**WHAT THE EXERCISE ASKS**
Please quote the material exactly, every line of it.

**ENTRIES PROVIDED**
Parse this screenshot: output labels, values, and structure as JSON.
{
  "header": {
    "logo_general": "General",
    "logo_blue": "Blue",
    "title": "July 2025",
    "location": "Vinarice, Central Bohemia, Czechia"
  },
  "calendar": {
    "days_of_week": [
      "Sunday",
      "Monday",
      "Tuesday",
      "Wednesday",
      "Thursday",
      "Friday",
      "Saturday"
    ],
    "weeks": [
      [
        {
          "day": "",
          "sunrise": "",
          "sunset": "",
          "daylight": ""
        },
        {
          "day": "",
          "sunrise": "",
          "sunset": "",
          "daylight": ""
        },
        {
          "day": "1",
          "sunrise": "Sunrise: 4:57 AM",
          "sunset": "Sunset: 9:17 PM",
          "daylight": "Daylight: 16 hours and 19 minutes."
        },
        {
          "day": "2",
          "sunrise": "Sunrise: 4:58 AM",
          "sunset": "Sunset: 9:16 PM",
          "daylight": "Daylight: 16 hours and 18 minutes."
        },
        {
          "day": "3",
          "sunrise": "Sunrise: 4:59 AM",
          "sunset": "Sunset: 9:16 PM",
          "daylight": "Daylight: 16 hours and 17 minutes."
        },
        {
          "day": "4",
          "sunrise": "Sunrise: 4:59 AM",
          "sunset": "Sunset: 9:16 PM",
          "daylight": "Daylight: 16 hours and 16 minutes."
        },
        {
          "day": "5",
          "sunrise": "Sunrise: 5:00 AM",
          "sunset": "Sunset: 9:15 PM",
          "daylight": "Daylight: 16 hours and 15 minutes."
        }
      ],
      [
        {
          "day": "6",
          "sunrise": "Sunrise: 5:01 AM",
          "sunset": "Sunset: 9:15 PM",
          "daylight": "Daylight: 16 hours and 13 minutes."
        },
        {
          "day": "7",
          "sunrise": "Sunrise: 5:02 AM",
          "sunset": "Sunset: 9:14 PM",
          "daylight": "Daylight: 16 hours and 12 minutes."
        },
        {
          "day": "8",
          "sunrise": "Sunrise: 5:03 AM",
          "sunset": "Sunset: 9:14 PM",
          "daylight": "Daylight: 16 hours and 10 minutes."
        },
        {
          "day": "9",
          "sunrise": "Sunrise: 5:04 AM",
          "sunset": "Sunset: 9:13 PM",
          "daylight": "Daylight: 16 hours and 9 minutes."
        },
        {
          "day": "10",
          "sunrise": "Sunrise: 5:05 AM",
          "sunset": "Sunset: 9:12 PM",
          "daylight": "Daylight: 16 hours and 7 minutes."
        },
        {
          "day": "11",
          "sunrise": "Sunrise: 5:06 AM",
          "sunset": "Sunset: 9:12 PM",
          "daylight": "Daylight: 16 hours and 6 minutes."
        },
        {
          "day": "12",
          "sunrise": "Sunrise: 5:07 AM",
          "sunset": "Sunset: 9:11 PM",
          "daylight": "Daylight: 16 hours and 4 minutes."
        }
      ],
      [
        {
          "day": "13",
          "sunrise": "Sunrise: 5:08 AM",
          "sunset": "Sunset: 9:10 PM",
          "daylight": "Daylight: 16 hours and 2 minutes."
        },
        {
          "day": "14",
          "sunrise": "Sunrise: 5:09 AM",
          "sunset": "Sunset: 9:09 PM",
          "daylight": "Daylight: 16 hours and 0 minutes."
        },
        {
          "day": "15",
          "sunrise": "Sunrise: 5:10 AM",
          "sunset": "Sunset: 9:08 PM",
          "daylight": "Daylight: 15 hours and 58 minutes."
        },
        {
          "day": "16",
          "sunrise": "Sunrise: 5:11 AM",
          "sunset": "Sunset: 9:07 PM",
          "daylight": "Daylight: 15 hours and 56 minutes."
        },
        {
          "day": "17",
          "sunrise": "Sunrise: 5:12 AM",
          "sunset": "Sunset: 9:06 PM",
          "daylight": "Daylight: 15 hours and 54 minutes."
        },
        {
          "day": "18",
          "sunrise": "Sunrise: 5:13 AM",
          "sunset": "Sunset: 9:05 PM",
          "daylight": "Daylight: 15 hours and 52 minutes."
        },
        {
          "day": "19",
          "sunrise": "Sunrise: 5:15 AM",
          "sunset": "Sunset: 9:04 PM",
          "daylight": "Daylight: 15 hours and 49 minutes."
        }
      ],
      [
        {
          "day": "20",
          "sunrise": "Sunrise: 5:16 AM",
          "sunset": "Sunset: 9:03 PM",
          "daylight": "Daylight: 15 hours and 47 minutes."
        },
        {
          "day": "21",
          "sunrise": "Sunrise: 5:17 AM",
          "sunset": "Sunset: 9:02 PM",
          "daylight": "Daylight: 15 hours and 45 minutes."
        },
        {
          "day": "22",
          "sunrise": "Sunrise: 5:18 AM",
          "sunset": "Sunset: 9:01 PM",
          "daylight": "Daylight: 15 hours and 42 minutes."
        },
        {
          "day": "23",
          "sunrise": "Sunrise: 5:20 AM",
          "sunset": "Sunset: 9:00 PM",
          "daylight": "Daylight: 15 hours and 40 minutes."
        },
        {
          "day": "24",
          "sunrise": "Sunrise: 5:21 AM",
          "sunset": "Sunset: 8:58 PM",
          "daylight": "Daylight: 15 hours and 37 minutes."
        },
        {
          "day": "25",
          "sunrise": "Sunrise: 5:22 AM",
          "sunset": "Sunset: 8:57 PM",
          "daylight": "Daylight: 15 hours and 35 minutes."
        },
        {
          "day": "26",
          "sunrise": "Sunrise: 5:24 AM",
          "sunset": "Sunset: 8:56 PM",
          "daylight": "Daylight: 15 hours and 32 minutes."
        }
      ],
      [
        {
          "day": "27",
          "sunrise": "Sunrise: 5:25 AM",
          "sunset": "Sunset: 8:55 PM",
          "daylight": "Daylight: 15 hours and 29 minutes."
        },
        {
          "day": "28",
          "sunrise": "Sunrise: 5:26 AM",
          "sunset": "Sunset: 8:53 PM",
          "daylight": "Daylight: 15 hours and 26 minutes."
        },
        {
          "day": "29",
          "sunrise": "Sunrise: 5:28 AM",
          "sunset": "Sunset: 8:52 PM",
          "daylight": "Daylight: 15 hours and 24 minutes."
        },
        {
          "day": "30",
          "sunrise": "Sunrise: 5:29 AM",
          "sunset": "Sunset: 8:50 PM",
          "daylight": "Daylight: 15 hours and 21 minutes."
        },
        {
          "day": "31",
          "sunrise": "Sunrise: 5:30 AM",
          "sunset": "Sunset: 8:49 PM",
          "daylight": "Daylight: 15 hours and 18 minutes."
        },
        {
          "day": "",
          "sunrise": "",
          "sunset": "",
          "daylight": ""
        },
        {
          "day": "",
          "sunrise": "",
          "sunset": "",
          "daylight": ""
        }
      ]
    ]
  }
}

**EXERCISE RESULT**
Parse this screenshot: output labels, values, and structure as JSON.
{
  "header": {
    "logo_general": "General",
    "logo_blue": "Blue",
    "title": "July 2025",
    "location": "Vinarice, Central Bohemia, Czechia"
  },
  "calendar": {
    "days_of_week": [
      "Sunday",
      "Monday",
      "Tuesday",
      "Wednesday",
      "Thursday",
      "Friday",
      "Saturday"
    ],
    "weeks": [
      [
        {
          "day": "",
          "sunrise": "",
          "sunset": "",
          "daylight": ""
        },
        {
          "day": "",
          "sunrise": "",
          "sunset": "",
          "daylight": ""
        },
        {
          "day": "1",
          "sunrise": "Sunrise: 4:57 AM",
          "sunset": "Sunset: 9:17 PM",
          "daylight": "Daylight: 16 hours and 19 minutes."
        },
        {
          "day": "2",
          "sunrise": "Sunrise: 4:58 AM",
          "sunset": "Sunset: 9:16 PM",
          "daylight": "Daylight: 16 hours and 18 minutes."
        },
        {
          "day": "3",
          "sunrise": "Sunrise: 4:59 AM",
          "sunset": "Sunset: 9:16 PM",
          "daylight": "Daylight: 16 hours and 17 minutes."
        },
        {
          "day": "4",
          "sunrise": "Sunrise: 4:59 AM",
          "sunset": "Sunset: 9:16 PM",
          "daylight": "Daylight: 16 hours and 16 minutes."
        },
        {
          "day": "5",
          "sunrise": "Sunrise: 5:00 AM",
          "sunset": "Sunset: 9:15 PM",
          "daylight": "Daylight: 16 hours and 15 minutes."
        }
      ],
      [
        {
          "day": "6",
          "sunrise": "Sunrise: 5:01 AM",
          "sunset": "Sunset: 9:15 PM",
          "daylight": "Daylight: 16 hours and 13 minutes."
        },
        {
          "day": "7",
          "sunrise": "Sunrise: 5:02 AM",
          "sunset": "Sunset: 9:14 PM",
          "daylight": "Daylight: 16 hours and 12 minutes."
        },
        {
          "day": "8",
          "sunrise": "Sunrise: 5:03 AM",
          "sunset": "Sunset: 9:14 PM",
          "daylight": "Daylight: 16 hours and 10 minutes."
        },
        {
          "day": "9",
          "sunrise": "Sunrise: 5:04 AM",
          "sunset": "Sunset: 9:13 PM",
          "daylight": "Daylight: 16 hours and 9 minutes."
        },
        {
          "day": "10",
          "sunrise": "Sunrise: 5:05 AM",
          "sunset": "Sunset: 9:12 PM",
          "daylight": "Daylight: 16 hours and 7 minutes."
        },
        {
          "day": "11",
          "sunrise": "Sunrise: 5:06 AM",
          "sunset": "Sunset: 9:12 PM",
          "daylight": "Daylight: 16 hours and 6 minutes."
        },
        {
          "day": "12",
          "sunrise": "Sunrise: 5:07 AM",
          "sunset": "Sunset: 9:11 PM",
          "daylight": "Daylight: 16 hours and 4 minutes."
        }
      ],
      [
        {
          "day": "13",
          "sunrise": "Sunrise: 5:08 AM",
          "sunset": "Sunset: 9:10 PM",
          "daylight": "Daylight: 16 hours and 2 minutes."
        },
        {
          "day": "14",
          "sunrise": "Sunrise: 5:09 AM",
          "sunset": "Sunset: 9:09 PM",
          "daylight": "Daylight: 16 hours and 0 minutes."
        },
        {
          "day": "15",
          "sunrise": "Sunrise: 5:10 AM",
          "sunset": "Sunset: 9:08 PM",
          "daylight": "Daylight: 15 hours and 58 minutes."
        },
        {
          "day": "16",
          "sunrise": "Sunrise: 5:11 AM",
          "sunset": "Sunset: 9:07 PM",
          "daylight": "Daylight: 15 hours and 56 minutes."
        },
        {
          "day": "17",
          "sunrise": "Sunrise: 5:12 AM",
          "sunset": "Sunset: 9:06 PM",
          "daylight": "Daylight: 15 hours and 54 minutes."
        },
        {
          "day": "18",
          "sunrise": "Sunrise: 5:13 AM",
          "sunset": "Sunset: 9:05 PM",
          "daylight": "Daylight: 15 hours and 52 minutes."
        },
        {
          "day": "19",
          "sunrise": "Sunrise: 5:15 AM",
          "sunset": "Sunset: 9:04 PM",
          "daylight": "Daylight: 15 hours and 49 minutes."
        }
      ],
      [
        {
          "day": "20",
          "sunrise": "Sunrise: 5:16 AM",
          "sunset": "Sunset: 9:03 PM",
          "daylight": "Daylight: 15 hours and 47 minutes."
        },
        {
          "day": "21",
          "sunrise": "Sunrise: 5:17 AM",
          "sunset": "Sunset: 9:02 PM",
          "daylight": "Daylight: 15 hours and 45 minutes."
        },
        {
          "day": "22",
          "sunrise": "Sunrise: 5:18 AM",
          "sunset": "Sunset: 9:01 PM",
          "daylight": "Daylight: 15 hours and 42 minutes."
        },
        {
          "day": "23",
          "sunrise": "Sunrise: 5:20 AM",
          "sunset": "Sunset: 9:00 PM",
          "daylight": "Daylight: 15 hours and 40 minutes."
        },
        {
          "day": "24",
          "sunrise": "Sunrise: 5:21 AM",
          "sunset": "Sunset: 8:58 PM",
          "daylight": "Daylight: 15 hours and 37 minutes."
        },
        {
          "day": "25",
          "sunrise": "Sunrise: 5:22 AM",
          "sunset": "Sunset: 8:57 PM",
          "daylight": "Daylight: 15 hours and 35 minutes."
        },
        {
          "day": "26",
          "sunrise": "Sunrise: 5:24 AM",
          "sunset": "Sunset: 8:56 PM",
          "daylight": "Daylight: 15 hours and 32 minutes."
        }
      ],
      [
        {
          "day": "27",
          "sunrise": "Sunrise: 5:25 AM",
          "sunset": "Sunset: 8:55 PM",
          "daylight": "Daylight: 15 hours and 29 minutes."
        },
        {
          "day": "28",
          "sunrise": "Sunrise: 5:26 AM",
          "sunset": "Sunset: 8:53 PM",
          "daylight": "Daylight: 15 hours and 26 minutes."
        },
        {
          "day": "29",
          "sunrise": "Sunrise: 5:28 AM",
          "sunset": "Sunset: 8:52 PM",
          "daylight": "Daylight: 15 hours and 24 minutes."
        },
        {
          "day": "30",
          "sunrise": "Sunrise: 5:29 AM",
          "sunset": "Sunset: 8:50 PM",
          "daylight": "Daylight: 15 hours and 21 minutes."
        },
        {
          "day": "31",
          "sunrise": "Sunrise: 5:30 AM",
          "sunset": "Sunset: 8:49 PM",
          "daylight": "Daylight: 15 hours and 18 minutes."
        },
        {
          "day": "",
          "sunrise": "",
          "sunset": "",
          "daylight": ""
        },
        {
          "day": "",
          "sunrise": "",
          "sunset": "",
          "daylight": ""
        }
      ]
    ]
  }
}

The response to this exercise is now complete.